#### RECORDS PROVIDED ####

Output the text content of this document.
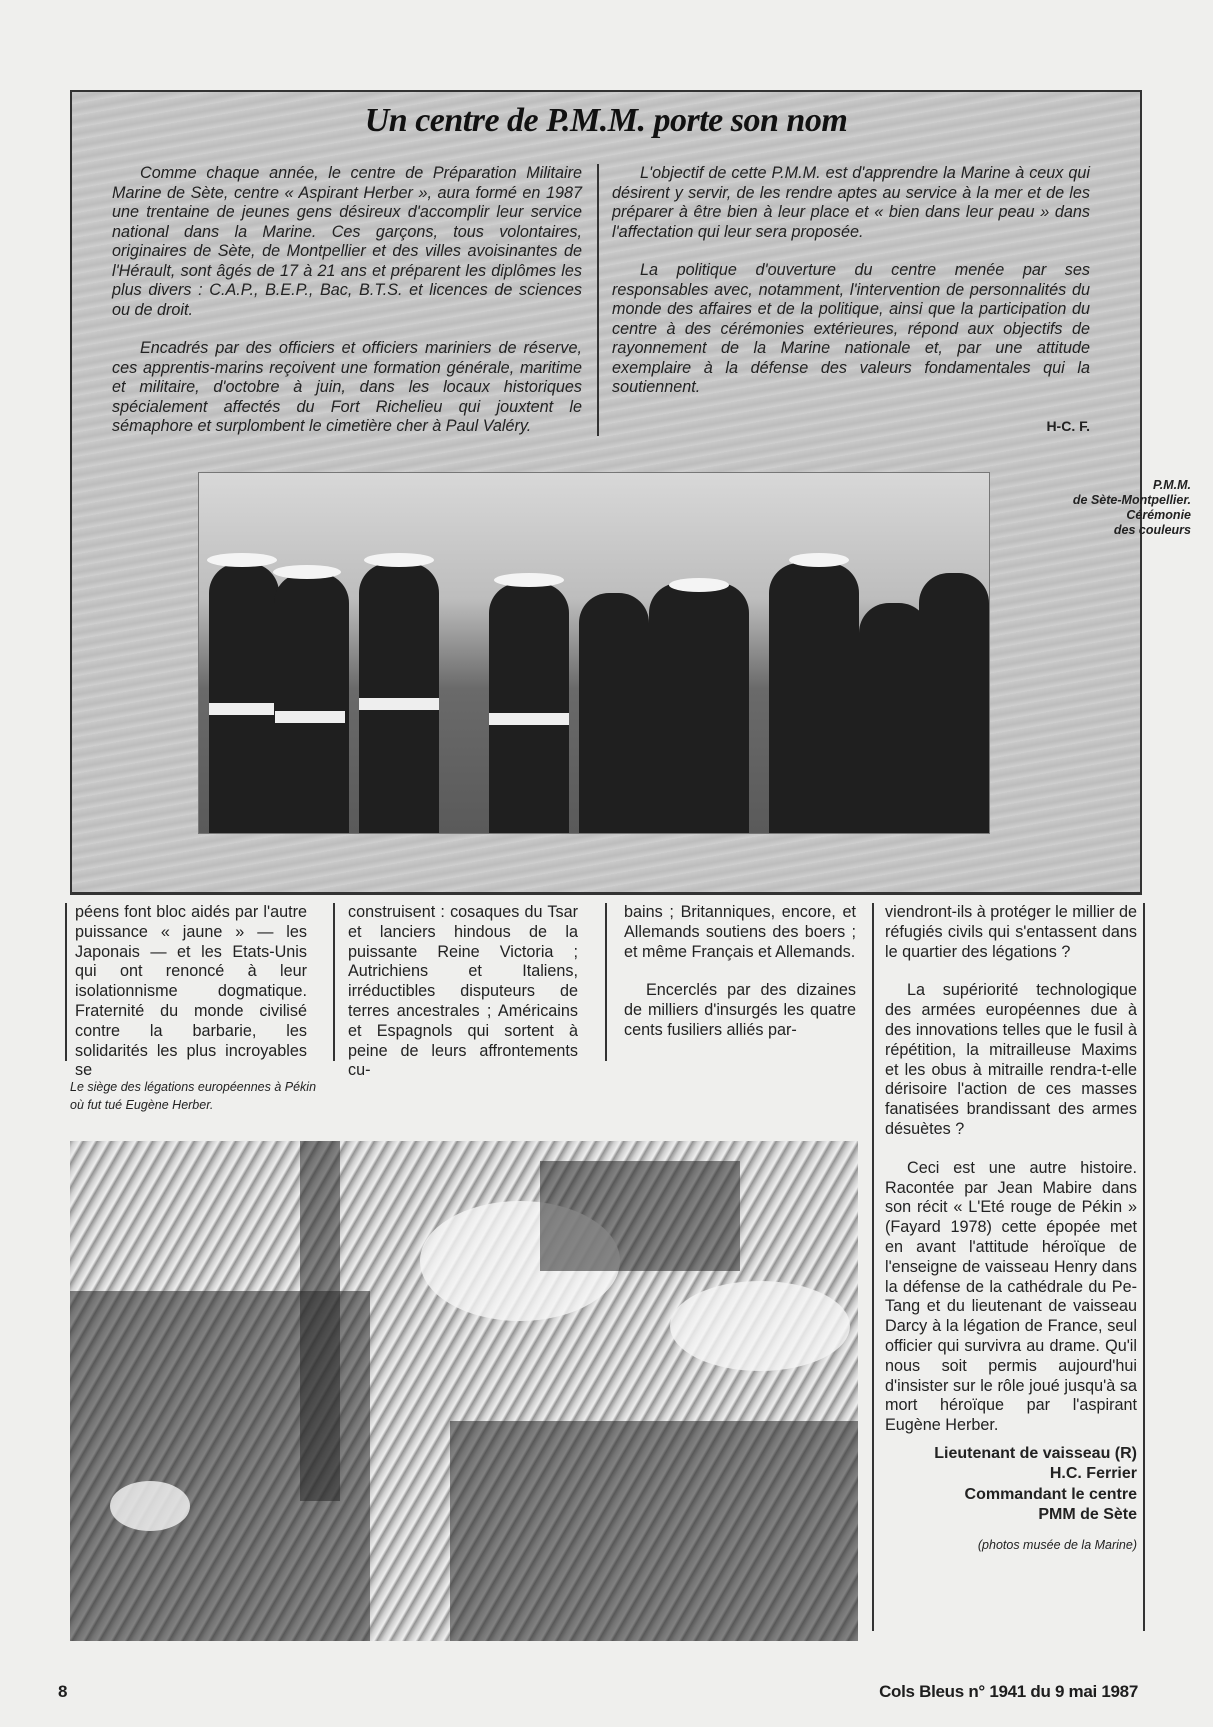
Un centre de P.M.M. porte son nom

Comme chaque année, le centre de Préparation Militaire Marine de Sète, centre « Aspirant Herber », aura formé en 1987 une trentaine de jeunes gens désireux d'accomplir leur service national dans la Marine. Ces garçons, tous volontaires, originaires de Sète, de Montpellier et des villes avoisinantes de l'Hérault, sont âgés de 17 à 21 ans et préparent les diplômes les plus divers : C.A.P., B.E.P., Bac, B.T.S. et licences de sciences ou de droit.

Encadrés par des officiers et officiers mariniers de réserve, ces apprentis-marins reçoivent une formation générale, maritime et militaire, d'octobre à juin, dans les locaux historiques spécialement affectés du Fort Richelieu qui jouxtent le sémaphore et surplombent le cimetière cher à Paul Valéry.

L'objectif de cette P.M.M. est d'apprendre la Marine à ceux qui désirent y servir, de les rendre aptes au service à la mer et de les préparer à être bien à leur place et « bien dans leur peau » dans l'affectation qui leur sera proposée.

La politique d'ouverture du centre menée par ses responsables avec, notamment, l'intervention de personnalités du monde des affaires et de la politique, ainsi que la participation du centre à des cérémonies extérieures, répond aux objectifs de rayonnement de la Marine nationale et, par une attitude exemplaire à la défense des valeurs fondamentales qui la soutiennent.

H-C. F.

P.M.M.
de Sète-Montpellier.
Cérémonie
des couleurs

péens font bloc aidés par l'autre puissance « jaune » — les Japonais — et les Etats-Unis qui ont renoncé à leur isolationnisme dogmatique. Fraternité du monde civilisé contre la barbarie, les solidarités les plus incroyables se

construisent : cosaques du Tsar et lanciers hindous de la puissante Reine Victoria ; Autrichiens et Italiens, irréductibles disputeurs de terres ancestrales ; Américains et Espagnols qui sortent à peine de leurs affrontements cu-

bains ; Britanniques, encore, et Allemands soutiens des boers ; et même Français et Allemands.

Encerclés par des dizaines de milliers d'insurgés les quatre cents fusiliers alliés par-

viendront-ils à protéger le millier de réfugiés civils qui s'entassent dans le quartier des légations ?

La supériorité technologique des armées européennes due à des innovations telles que le fusil à répétition, la mitrailleuse Maxims et les obus à mitraille rendra-t-elle dérisoire l'action de ces masses fanatisées brandissant des armes désuètes ?

Ceci est une autre histoire. Racontée par Jean Mabire dans son récit « L'Eté rouge de Pékin » (Fayard 1978) cette épopée met en avant l'attitude héroïque de l'enseigne de vaisseau Henry dans la défense de la cathédrale du Pe-Tang et du lieutenant de vaisseau Darcy à la légation de France, seul officier qui survivra au drame. Qu'il nous soit permis aujourd'hui d'insister sur le rôle joué jusqu'à sa mort héroïque par l'aspirant Eugène Herber.

Lieutenant de vaisseau (R)
H.C. Ferrier
Commandant le centre
PMM de Sète
(photos musée de la Marine)
Le siège des légations européennes à Pékin
où fut tué Eugène Herber.
8	Cols Bleus n° 1941 du 9 mai 1987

####

◆ THE TASK
Where a line holds "vaisseau", copy that line.

◆ OUTPUT FOR THIS EXERCISE
Ceci est une autre histoire. Racontée par Jean Mabire dans son récit « L'Eté rouge de Pékin » (Fayard 1978) cette épopée met en avant l'attitude héroïque de l'enseigne de vaisseau Henry dans la défense de la cathédrale du Pe-Tang et du lieutenant de vaisseau Darcy à la légation de France, seul officier qui survivra au drame. Qu'il nous soit permis aujourd'hui d'insister sur le rôle joué jusqu'à sa mort héroïque par l'aspirant Eugène Herber.
Lieutenant de vaisseau (R)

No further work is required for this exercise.